Records from a collection
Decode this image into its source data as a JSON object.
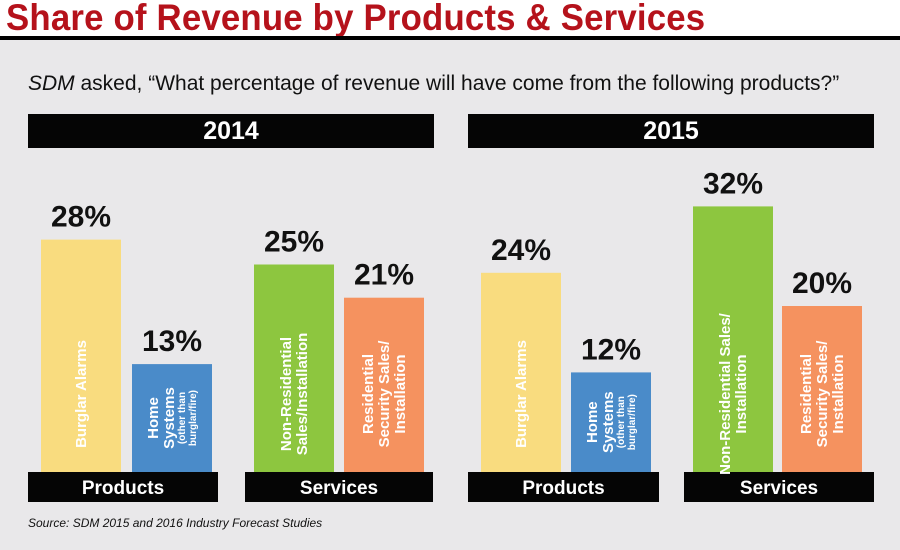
{
  "title": "Share of Revenue by Products & Services",
  "question": {
    "italic_prefix": "SDM",
    "text": " asked, “What percentage of revenue will have come from the following products?”"
  },
  "source": "Source: SDM 2015 and  2016 Industry Forecast Studies",
  "chart_data": {
    "type": "bar",
    "unit": "%",
    "panels": [
      {
        "year": "2014",
        "groups": [
          {
            "name": "Products",
            "bars": [
              {
                "label": [
                  "Burglar Alarms"
                ],
                "sublabel": [],
                "value": 28,
                "color": "#f9dc7f"
              },
              {
                "label": [
                  "Home",
                  "Systems"
                ],
                "sublabel": [
                  "(other than",
                  "burglar/fire)"
                ],
                "value": 13,
                "color": "#4a8bc9"
              }
            ]
          },
          {
            "name": "Services",
            "bars": [
              {
                "label": [
                  "Non-Residential",
                  "Sales/Installation"
                ],
                "sublabel": [],
                "value": 25,
                "color": "#8dc63f"
              },
              {
                "label": [
                  "Residential",
                  "Security Sales/",
                  "Installation"
                ],
                "sublabel": [],
                "value": 21,
                "color": "#f5925f"
              }
            ]
          }
        ]
      },
      {
        "year": "2015",
        "groups": [
          {
            "name": "Products",
            "bars": [
              {
                "label": [
                  "Burglar Alarms"
                ],
                "sublabel": [],
                "value": 24,
                "color": "#f9dc7f"
              },
              {
                "label": [
                  "Home",
                  "Systems"
                ],
                "sublabel": [
                  "(other than",
                  "burglar/fire)"
                ],
                "value": 12,
                "color": "#4a8bc9"
              }
            ]
          },
          {
            "name": "Services",
            "bars": [
              {
                "label": [
                  "Non-Residential Sales/",
                  "Installation"
                ],
                "sublabel": [],
                "value": 32,
                "color": "#8dc63f"
              },
              {
                "label": [
                  "Residential",
                  "Security Sales/",
                  "Installation"
                ],
                "sublabel": [],
                "value": 20,
                "color": "#f5925f"
              }
            ]
          }
        ]
      }
    ]
  }
}
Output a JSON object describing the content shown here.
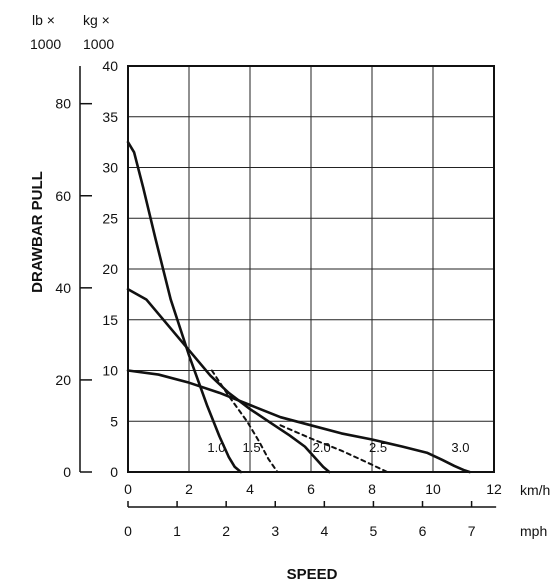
{
  "chart_data": {
    "type": "line",
    "title": "",
    "xlabel": "SPEED",
    "ylabel": "DRAWBAR PULL",
    "x_unit_primary": "km/h",
    "x_unit_secondary": "mph",
    "y_unit_kg_top": "kg ×",
    "y_unit_kg_bottom": "1000",
    "y_unit_lb_top": "lb ×",
    "y_unit_lb_bottom": "1000",
    "xlim": [
      0,
      12
    ],
    "ylim": [
      0,
      40
    ],
    "x_ticks_kmh": [
      "0",
      "2",
      "4",
      "6",
      "8",
      "10",
      "12"
    ],
    "x_ticks_mph": [
      "0",
      "1",
      "2",
      "3",
      "4",
      "5",
      "6",
      "7"
    ],
    "y_ticks_kg": [
      "0",
      "5",
      "10",
      "15",
      "20",
      "25",
      "30",
      "35",
      "40"
    ],
    "y_ticks_lb": [
      "0",
      "20",
      "40",
      "60",
      "80"
    ],
    "grid": true,
    "series": [
      {
        "name": "1.0",
        "style": "solid",
        "x": [
          0,
          0.2,
          0.5,
          0.9,
          1.4,
          2.0,
          2.6,
          3.0,
          3.3,
          3.5,
          3.7
        ],
        "y": [
          32.5,
          31.5,
          28,
          23,
          17,
          11.5,
          6.5,
          3.5,
          1.5,
          0.5,
          0
        ]
      },
      {
        "name": "1.5",
        "style": "dashed",
        "x": [
          2.75,
          3.3,
          3.9,
          4.3,
          4.6,
          4.9
        ],
        "y": [
          10.0,
          7.5,
          5.0,
          3.0,
          1.3,
          0
        ]
      },
      {
        "name": "",
        "style": "solid",
        "x": [
          0,
          0.6,
          1.3,
          2.0,
          2.7,
          3.3,
          4.0,
          4.7,
          5.3,
          5.8,
          6.1,
          6.4,
          6.6
        ],
        "y": [
          18.0,
          17,
          14.5,
          12,
          9.5,
          7.8,
          6.2,
          4.8,
          3.6,
          2.5,
          1.5,
          0.5,
          0
        ]
      },
      {
        "name": "2.0",
        "style": "dashed",
        "x": [
          5.0,
          6.0,
          7.0,
          7.8,
          8.5
        ],
        "y": [
          4.6,
          3.3,
          2.1,
          1.0,
          0
        ]
      },
      {
        "name": "2.5",
        "style": "solid",
        "x": [
          0,
          1.0,
          2.0,
          3.0,
          4.0,
          5.0,
          6.0,
          7.0,
          8.0,
          9.0,
          9.8,
          10.3,
          10.7,
          11.0,
          11.2
        ],
        "y": [
          10.0,
          9.6,
          8.8,
          7.8,
          6.6,
          5.4,
          4.6,
          3.8,
          3.2,
          2.5,
          1.9,
          1.2,
          0.6,
          0.2,
          0
        ]
      }
    ],
    "curve_labels": [
      {
        "text": "1.0",
        "x": 2.9,
        "y": 1.0
      },
      {
        "text": "1.5",
        "x": 4.05,
        "y": 1.0
      },
      {
        "text": "2.0",
        "x": 6.35,
        "y": 1.0
      },
      {
        "text": "2.5",
        "x": 8.2,
        "y": 1.0
      },
      {
        "text": "3.0",
        "x": 10.9,
        "y": 1.0
      }
    ]
  }
}
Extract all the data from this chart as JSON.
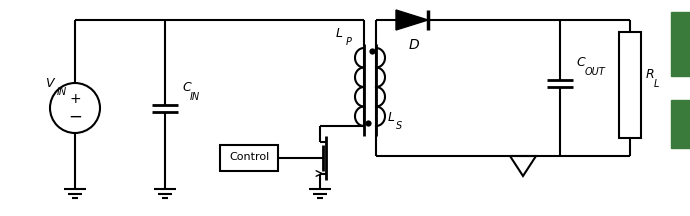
{
  "bg_color": "#ffffff",
  "line_color": "#000000",
  "line_width": 1.5,
  "fig_width": 6.9,
  "fig_height": 2.16,
  "dpi": 100,
  "green_bar_color": "#3a7a3a",
  "label_VIN": "V",
  "label_VIN_sub": "IN",
  "label_CIN": "C",
  "label_CIN_sub": "IN",
  "label_LP": "L",
  "label_LP_sub": "P",
  "label_LS": "L",
  "label_LS_sub": "S",
  "label_D": "D",
  "label_COUT": "C",
  "label_COUT_sub": "OUT",
  "label_RL": "R",
  "label_RL_sub": "L",
  "label_Control": "Control"
}
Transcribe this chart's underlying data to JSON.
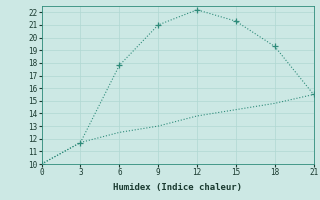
{
  "xlabel": "Humidex (Indice chaleur)",
  "line1_x": [
    0,
    3,
    6,
    9,
    12,
    15,
    18,
    21
  ],
  "line1_y": [
    10,
    11.7,
    17.8,
    21.0,
    22.2,
    21.3,
    19.3,
    15.5
  ],
  "line2_x": [
    0,
    3,
    6,
    9,
    12,
    15,
    18,
    21
  ],
  "line2_y": [
    10,
    11.7,
    12.5,
    13.0,
    13.8,
    14.3,
    14.8,
    15.5
  ],
  "line_color": "#2e8b7a",
  "bg_color": "#cce8e4",
  "grid_color": "#b0d8d2",
  "xlim": [
    0,
    21
  ],
  "ylim": [
    10,
    22.5
  ],
  "xticks": [
    0,
    3,
    6,
    9,
    12,
    15,
    18,
    21
  ],
  "yticks": [
    10,
    11,
    12,
    13,
    14,
    15,
    16,
    17,
    18,
    19,
    20,
    21,
    22
  ]
}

Prompt:
Leave out the pictures and print each record exactly as it stands.

Correct answer:
Decode this image into its source data as a JSON object.
{
  "title": "Share of Revenue by Products & Services",
  "question": {
    "italic_prefix": "SDM",
    "text": " asked, “What percentage of revenue will have come from the following products?”"
  },
  "source": "Source: SDM 2015 and  2016 Industry Forecast Studies",
  "chart_data": {
    "type": "bar",
    "unit": "%",
    "panels": [
      {
        "year": "2014",
        "groups": [
          {
            "name": "Products",
            "bars": [
              {
                "label": [
                  "Burglar Alarms"
                ],
                "sublabel": [],
                "value": 28,
                "color": "#f9dc7f"
              },
              {
                "label": [
                  "Home",
                  "Systems"
                ],
                "sublabel": [
                  "(other than",
                  "burglar/fire)"
                ],
                "value": 13,
                "color": "#4a8bc9"
              }
            ]
          },
          {
            "name": "Services",
            "bars": [
              {
                "label": [
                  "Non-Residential",
                  "Sales/Installation"
                ],
                "sublabel": [],
                "value": 25,
                "color": "#8dc63f"
              },
              {
                "label": [
                  "Residential",
                  "Security Sales/",
                  "Installation"
                ],
                "sublabel": [],
                "value": 21,
                "color": "#f5925f"
              }
            ]
          }
        ]
      },
      {
        "year": "2015",
        "groups": [
          {
            "name": "Products",
            "bars": [
              {
                "label": [
                  "Burglar Alarms"
                ],
                "sublabel": [],
                "value": 24,
                "color": "#f9dc7f"
              },
              {
                "label": [
                  "Home",
                  "Systems"
                ],
                "sublabel": [
                  "(other than",
                  "burglar/fire)"
                ],
                "value": 12,
                "color": "#4a8bc9"
              }
            ]
          },
          {
            "name": "Services",
            "bars": [
              {
                "label": [
                  "Non-Residential Sales/",
                  "Installation"
                ],
                "sublabel": [],
                "value": 32,
                "color": "#8dc63f"
              },
              {
                "label": [
                  "Residential",
                  "Security Sales/",
                  "Installation"
                ],
                "sublabel": [],
                "value": 20,
                "color": "#f5925f"
              }
            ]
          }
        ]
      }
    ]
  }
}
Output a JSON object describing the content shown here.
{
  "chart_data": {
    "type": "line",
    "title": "",
    "xlabel": "SPEED",
    "ylabel": "DRAWBAR PULL",
    "x_unit_primary": "km/h",
    "x_unit_secondary": "mph",
    "y_unit_kg_top": "kg ×",
    "y_unit_kg_bottom": "1000",
    "y_unit_lb_top": "lb ×",
    "y_unit_lb_bottom": "1000",
    "xlim": [
      0,
      12
    ],
    "ylim": [
      0,
      40
    ],
    "x_ticks_kmh": [
      "0",
      "2",
      "4",
      "6",
      "8",
      "10",
      "12"
    ],
    "x_ticks_mph": [
      "0",
      "1",
      "2",
      "3",
      "4",
      "5",
      "6",
      "7"
    ],
    "y_ticks_kg": [
      "0",
      "5",
      "10",
      "15",
      "20",
      "25",
      "30",
      "35",
      "40"
    ],
    "y_ticks_lb": [
      "0",
      "20",
      "40",
      "60",
      "80"
    ],
    "grid": true,
    "series": [
      {
        "name": "1.0",
        "style": "solid",
        "x": [
          0,
          0.2,
          0.5,
          0.9,
          1.4,
          2.0,
          2.6,
          3.0,
          3.3,
          3.5,
          3.7
        ],
        "y": [
          32.5,
          31.5,
          28,
          23,
          17,
          11.5,
          6.5,
          3.5,
          1.5,
          0.5,
          0
        ]
      },
      {
        "name": "1.5",
        "style": "dashed",
        "x": [
          2.75,
          3.3,
          3.9,
          4.3,
          4.6,
          4.9
        ],
        "y": [
          10.0,
          7.5,
          5.0,
          3.0,
          1.3,
          0
        ]
      },
      {
        "name": "",
        "style": "solid",
        "x": [
          0,
          0.6,
          1.3,
          2.0,
          2.7,
          3.3,
          4.0,
          4.7,
          5.3,
          5.8,
          6.1,
          6.4,
          6.6
        ],
        "y": [
          18.0,
          17,
          14.5,
          12,
          9.5,
          7.8,
          6.2,
          4.8,
          3.6,
          2.5,
          1.5,
          0.5,
          0
        ]
      },
      {
        "name": "2.0",
        "style": "dashed",
        "x": [
          5.0,
          6.0,
          7.0,
          7.8,
          8.5
        ],
        "y": [
          4.6,
          3.3,
          2.1,
          1.0,
          0
        ]
      },
      {
        "name": "2.5",
        "style": "solid",
        "x": [
          0,
          1.0,
          2.0,
          3.0,
          4.0,
          5.0,
          6.0,
          7.0,
          8.0,
          9.0,
          9.8,
          10.3,
          10.7,
          11.0,
          11.2
        ],
        "y": [
          10.0,
          9.6,
          8.8,
          7.8,
          6.6,
          5.4,
          4.6,
          3.8,
          3.2,
          2.5,
          1.9,
          1.2,
          0.6,
          0.2,
          0
        ]
      }
    ],
    "curve_labels": [
      {
        "text": "1.0",
        "x": 2.9,
        "y": 1.0
      },
      {
        "text": "1.5",
        "x": 4.05,
        "y": 1.0
      },
      {
        "text": "2.0",
        "x": 6.35,
        "y": 1.0
      },
      {
        "text": "2.5",
        "x": 8.2,
        "y": 1.0
      },
      {
        "text": "3.0",
        "x": 10.9,
        "y": 1.0
      }
    ]
  }
}
Extract all the data from this chart as JSON.
{
  "bg_color": "#ffffff",
  "line_color": "#000000",
  "line_width": 1.5,
  "fig_width": 6.9,
  "fig_height": 2.16,
  "dpi": 100,
  "green_bar_color": "#3a7a3a",
  "label_VIN": "V",
  "label_VIN_sub": "IN",
  "label_CIN": "C",
  "label_CIN_sub": "IN",
  "label_LP": "L",
  "label_LP_sub": "P",
  "label_LS": "L",
  "label_LS_sub": "S",
  "label_D": "D",
  "label_COUT": "C",
  "label_COUT_sub": "OUT",
  "label_RL": "R",
  "label_RL_sub": "L",
  "label_Control": "Control"
}
Transcribe this chart's underlying data to JSON.
{
  "xlabel": "Humidex (Indice chaleur)",
  "line1_x": [
    0,
    3,
    6,
    9,
    12,
    15,
    18,
    21
  ],
  "line1_y": [
    10,
    11.7,
    17.8,
    21.0,
    22.2,
    21.3,
    19.3,
    15.5
  ],
  "line2_x": [
    0,
    3,
    6,
    9,
    12,
    15,
    18,
    21
  ],
  "line2_y": [
    10,
    11.7,
    12.5,
    13.0,
    13.8,
    14.3,
    14.8,
    15.5
  ],
  "line_color": "#2e8b7a",
  "bg_color": "#cce8e4",
  "grid_color": "#b0d8d2",
  "xlim": [
    0,
    21
  ],
  "ylim": [
    10,
    22.5
  ],
  "xticks": [
    0,
    3,
    6,
    9,
    12,
    15,
    18,
    21
  ],
  "yticks": [
    10,
    11,
    12,
    13,
    14,
    15,
    16,
    17,
    18,
    19,
    20,
    21,
    22
  ]
}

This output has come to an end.